**Aim of the exercise:**
Go through the material and write it all out exactly, minus the pictures.
--- Source records ---
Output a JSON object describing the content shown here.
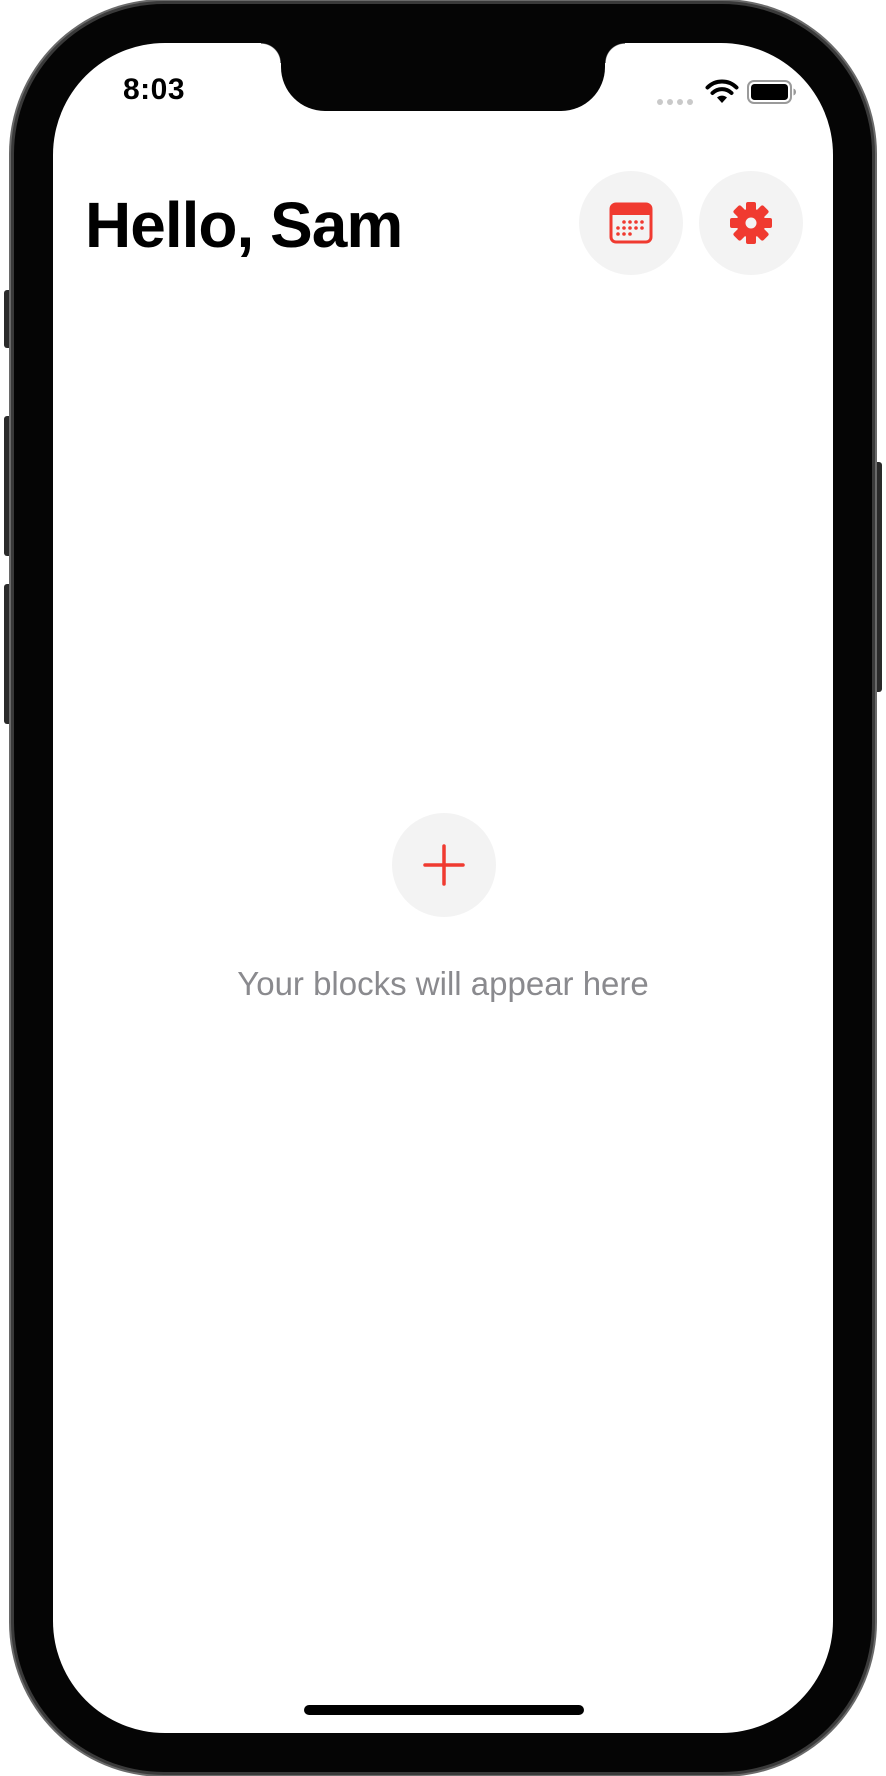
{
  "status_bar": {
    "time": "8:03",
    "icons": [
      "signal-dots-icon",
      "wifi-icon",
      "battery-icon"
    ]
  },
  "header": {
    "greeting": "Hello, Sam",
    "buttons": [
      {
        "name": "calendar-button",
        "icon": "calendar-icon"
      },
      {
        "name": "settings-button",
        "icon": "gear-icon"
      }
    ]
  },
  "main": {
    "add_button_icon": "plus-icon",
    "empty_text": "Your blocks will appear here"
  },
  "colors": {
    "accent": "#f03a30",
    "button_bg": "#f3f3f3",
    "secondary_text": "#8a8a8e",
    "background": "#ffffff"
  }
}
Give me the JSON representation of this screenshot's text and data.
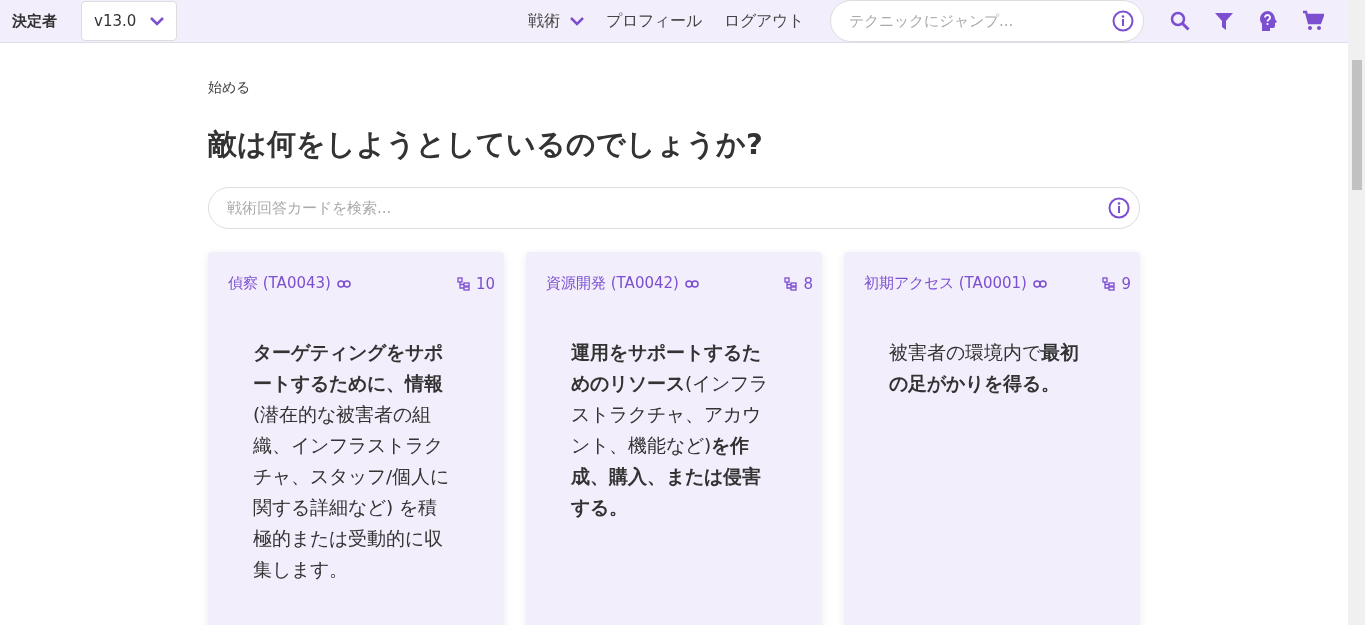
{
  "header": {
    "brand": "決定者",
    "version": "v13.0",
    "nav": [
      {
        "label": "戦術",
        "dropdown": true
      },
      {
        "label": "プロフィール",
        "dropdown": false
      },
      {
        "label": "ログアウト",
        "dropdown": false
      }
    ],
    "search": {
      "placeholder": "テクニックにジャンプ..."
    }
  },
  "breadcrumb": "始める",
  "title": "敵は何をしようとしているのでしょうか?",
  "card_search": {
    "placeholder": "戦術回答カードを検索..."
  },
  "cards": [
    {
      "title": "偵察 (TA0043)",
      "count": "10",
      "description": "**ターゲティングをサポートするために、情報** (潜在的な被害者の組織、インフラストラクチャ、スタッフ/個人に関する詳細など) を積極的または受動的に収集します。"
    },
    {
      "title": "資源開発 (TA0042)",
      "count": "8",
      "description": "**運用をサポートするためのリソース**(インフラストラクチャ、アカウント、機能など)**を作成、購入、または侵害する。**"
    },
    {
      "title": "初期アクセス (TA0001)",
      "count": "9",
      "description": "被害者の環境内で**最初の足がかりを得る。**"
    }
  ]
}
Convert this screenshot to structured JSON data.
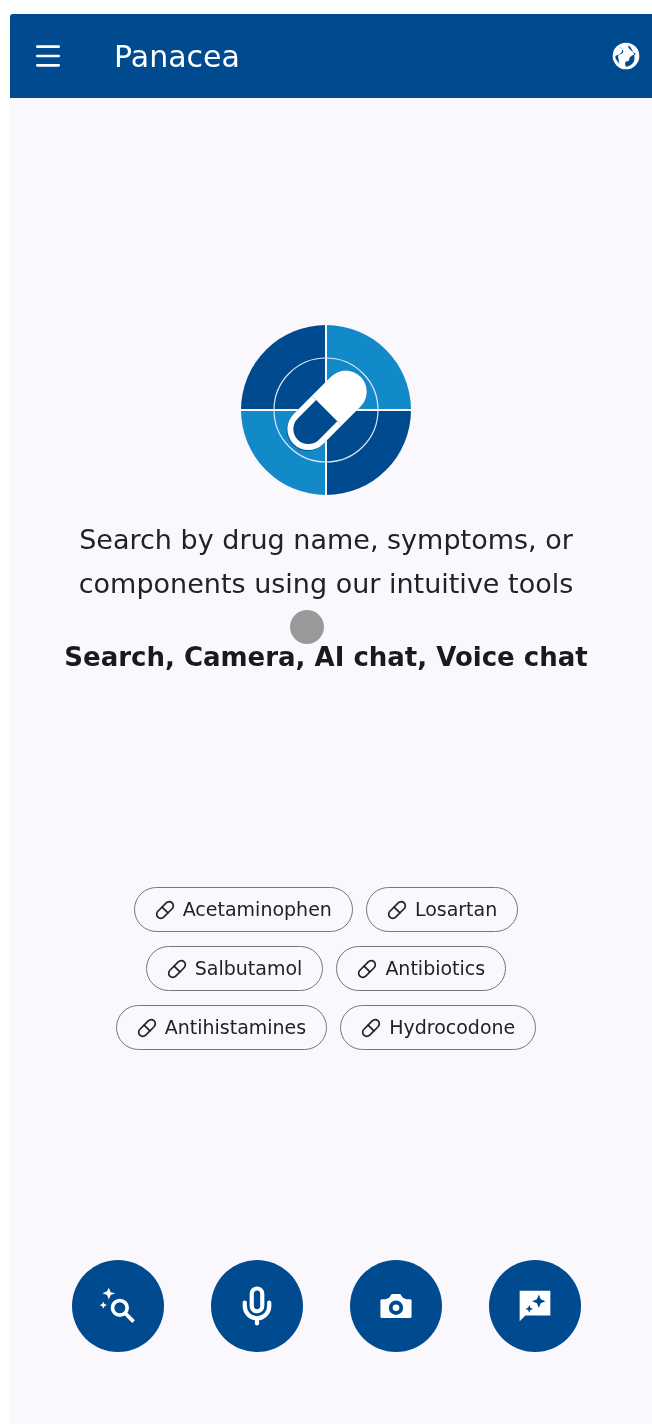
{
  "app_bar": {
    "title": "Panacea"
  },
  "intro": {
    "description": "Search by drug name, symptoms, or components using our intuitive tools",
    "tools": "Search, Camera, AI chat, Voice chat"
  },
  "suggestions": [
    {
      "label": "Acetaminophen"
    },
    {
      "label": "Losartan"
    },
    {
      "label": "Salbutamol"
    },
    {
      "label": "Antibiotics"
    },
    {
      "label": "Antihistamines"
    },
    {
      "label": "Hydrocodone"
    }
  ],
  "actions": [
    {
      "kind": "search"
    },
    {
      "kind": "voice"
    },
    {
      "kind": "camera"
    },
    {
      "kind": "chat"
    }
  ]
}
---
**Response to the exercise:**
Output a JSON object describing the content shown here.
{
  "status_bar": {
    "time": "8:03",
    "icons": [
      "signal-dots-icon",
      "wifi-icon",
      "battery-icon"
    ]
  },
  "header": {
    "greeting": "Hello, Sam",
    "buttons": [
      {
        "name": "calendar-button",
        "icon": "calendar-icon"
      },
      {
        "name": "settings-button",
        "icon": "gear-icon"
      }
    ]
  },
  "main": {
    "add_button_icon": "plus-icon",
    "empty_text": "Your blocks will appear here"
  },
  "colors": {
    "accent": "#f03a30",
    "button_bg": "#f3f3f3",
    "secondary_text": "#8a8a8e",
    "background": "#ffffff"
  }
}
Give me the JSON representation of this screenshot's text and data.
{
  "header": {
    "brand": "決定者",
    "version": "v13.0",
    "nav": [
      {
        "label": "戦術",
        "dropdown": true
      },
      {
        "label": "プロフィール",
        "dropdown": false
      },
      {
        "label": "ログアウト",
        "dropdown": false
      }
    ],
    "search": {
      "placeholder": "テクニックにジャンプ..."
    }
  },
  "breadcrumb": "始める",
  "title": "敵は何をしようとしているのでしょうか?",
  "card_search": {
    "placeholder": "戦術回答カードを検索..."
  },
  "cards": [
    {
      "title": "偵察 (TA0043)",
      "count": "10",
      "description": "**ターゲティングをサポートするために、情報** (潜在的な被害者の組織、インフラストラクチャ、スタッフ/個人に関する詳細など) を積極的または受動的に収集します。"
    },
    {
      "title": "資源開発 (TA0042)",
      "count": "8",
      "description": "**運用をサポートするためのリソース**(インフラストラクチャ、アカウント、機能など)**を作成、購入、または侵害する。**"
    },
    {
      "title": "初期アクセス (TA0001)",
      "count": "9",
      "description": "被害者の環境内で**最初の足がかりを得る。**"
    }
  ]
}
Convert this screenshot to structured JSON data.
{
  "app_bar": {
    "title": "Panacea"
  },
  "intro": {
    "description": "Search by drug name, symptoms, or components using our intuitive tools",
    "tools": "Search, Camera, AI chat, Voice chat"
  },
  "suggestions": [
    {
      "label": "Acetaminophen"
    },
    {
      "label": "Losartan"
    },
    {
      "label": "Salbutamol"
    },
    {
      "label": "Antibiotics"
    },
    {
      "label": "Antihistamines"
    },
    {
      "label": "Hydrocodone"
    }
  ],
  "actions": [
    {
      "kind": "search"
    },
    {
      "kind": "voice"
    },
    {
      "kind": "camera"
    },
    {
      "kind": "chat"
    }
  ]
}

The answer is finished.